Identify every line in the data below that contains the string "swatch", and copy each of those lines in full.

*Records*
- - - - -

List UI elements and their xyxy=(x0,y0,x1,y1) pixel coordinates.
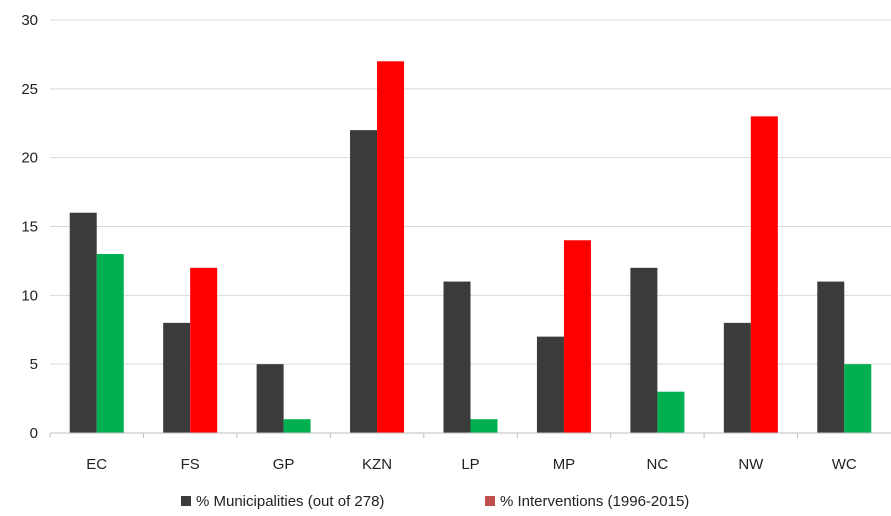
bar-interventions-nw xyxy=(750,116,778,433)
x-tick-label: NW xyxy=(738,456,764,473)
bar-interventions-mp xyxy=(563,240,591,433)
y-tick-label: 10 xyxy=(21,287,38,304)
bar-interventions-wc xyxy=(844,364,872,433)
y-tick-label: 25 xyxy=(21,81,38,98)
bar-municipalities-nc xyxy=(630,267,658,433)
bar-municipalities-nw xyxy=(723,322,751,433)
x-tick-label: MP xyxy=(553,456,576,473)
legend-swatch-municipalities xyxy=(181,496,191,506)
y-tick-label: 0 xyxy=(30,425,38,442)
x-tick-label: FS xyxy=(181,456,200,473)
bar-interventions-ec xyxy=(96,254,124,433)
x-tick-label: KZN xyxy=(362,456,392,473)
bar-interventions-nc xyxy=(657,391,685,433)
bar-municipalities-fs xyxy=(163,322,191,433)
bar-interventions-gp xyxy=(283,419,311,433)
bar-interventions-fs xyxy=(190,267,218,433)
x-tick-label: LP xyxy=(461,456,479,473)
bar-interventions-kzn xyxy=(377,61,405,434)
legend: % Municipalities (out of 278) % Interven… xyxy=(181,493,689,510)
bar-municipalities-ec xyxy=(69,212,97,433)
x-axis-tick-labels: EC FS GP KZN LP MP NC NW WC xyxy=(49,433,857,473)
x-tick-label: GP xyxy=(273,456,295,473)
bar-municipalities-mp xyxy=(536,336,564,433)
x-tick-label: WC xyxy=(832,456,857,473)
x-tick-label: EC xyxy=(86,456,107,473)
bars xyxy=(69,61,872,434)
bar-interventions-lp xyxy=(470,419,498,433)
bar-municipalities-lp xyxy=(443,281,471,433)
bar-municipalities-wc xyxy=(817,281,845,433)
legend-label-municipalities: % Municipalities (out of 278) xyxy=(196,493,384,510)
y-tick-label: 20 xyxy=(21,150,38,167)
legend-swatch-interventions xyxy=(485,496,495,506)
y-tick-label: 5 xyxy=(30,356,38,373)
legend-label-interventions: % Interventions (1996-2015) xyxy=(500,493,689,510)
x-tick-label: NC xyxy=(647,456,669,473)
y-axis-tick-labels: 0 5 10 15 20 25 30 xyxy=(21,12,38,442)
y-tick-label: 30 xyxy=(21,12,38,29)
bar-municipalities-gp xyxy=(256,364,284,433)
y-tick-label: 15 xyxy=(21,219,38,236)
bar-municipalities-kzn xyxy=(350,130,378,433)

- - - - -

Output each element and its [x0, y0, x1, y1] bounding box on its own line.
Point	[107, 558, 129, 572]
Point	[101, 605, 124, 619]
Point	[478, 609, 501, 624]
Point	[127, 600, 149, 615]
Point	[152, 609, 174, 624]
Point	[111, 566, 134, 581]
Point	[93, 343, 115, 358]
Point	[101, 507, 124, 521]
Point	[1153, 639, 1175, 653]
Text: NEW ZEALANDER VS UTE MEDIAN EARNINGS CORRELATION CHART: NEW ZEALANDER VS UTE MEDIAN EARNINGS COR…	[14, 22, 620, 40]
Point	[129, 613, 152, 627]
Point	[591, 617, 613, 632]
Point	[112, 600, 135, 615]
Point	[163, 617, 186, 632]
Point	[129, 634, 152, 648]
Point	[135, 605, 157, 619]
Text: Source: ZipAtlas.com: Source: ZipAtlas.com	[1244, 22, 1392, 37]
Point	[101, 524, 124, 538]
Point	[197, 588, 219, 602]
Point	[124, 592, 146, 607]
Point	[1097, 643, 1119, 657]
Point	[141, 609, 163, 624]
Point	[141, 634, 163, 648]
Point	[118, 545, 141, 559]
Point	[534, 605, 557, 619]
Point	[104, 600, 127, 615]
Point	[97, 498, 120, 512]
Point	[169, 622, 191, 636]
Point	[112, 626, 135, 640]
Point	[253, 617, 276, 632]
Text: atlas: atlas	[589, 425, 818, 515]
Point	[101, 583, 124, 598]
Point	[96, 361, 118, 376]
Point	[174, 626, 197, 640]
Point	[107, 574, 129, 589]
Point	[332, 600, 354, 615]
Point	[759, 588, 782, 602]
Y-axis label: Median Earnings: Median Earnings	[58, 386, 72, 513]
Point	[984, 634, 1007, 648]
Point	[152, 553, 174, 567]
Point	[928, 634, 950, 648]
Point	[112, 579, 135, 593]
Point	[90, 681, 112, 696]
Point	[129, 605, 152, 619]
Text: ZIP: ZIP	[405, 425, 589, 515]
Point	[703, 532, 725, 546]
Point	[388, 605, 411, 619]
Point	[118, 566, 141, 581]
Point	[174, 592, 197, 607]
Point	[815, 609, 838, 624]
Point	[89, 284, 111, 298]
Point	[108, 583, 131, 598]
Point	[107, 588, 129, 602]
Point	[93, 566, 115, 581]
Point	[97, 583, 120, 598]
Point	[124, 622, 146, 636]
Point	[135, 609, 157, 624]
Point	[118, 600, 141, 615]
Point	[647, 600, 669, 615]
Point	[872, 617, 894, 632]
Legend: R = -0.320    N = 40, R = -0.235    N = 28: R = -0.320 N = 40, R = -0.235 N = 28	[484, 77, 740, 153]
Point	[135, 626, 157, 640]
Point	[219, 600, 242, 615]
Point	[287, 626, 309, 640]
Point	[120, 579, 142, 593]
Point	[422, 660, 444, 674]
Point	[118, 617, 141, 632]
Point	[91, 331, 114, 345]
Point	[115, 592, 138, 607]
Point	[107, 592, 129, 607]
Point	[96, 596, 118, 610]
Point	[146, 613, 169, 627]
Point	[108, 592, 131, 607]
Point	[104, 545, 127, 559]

- - - - -

*The answer*
legend-swatch-municipalities xyxy=(181,496,191,506)
legend-swatch-interventions xyxy=(485,496,495,506)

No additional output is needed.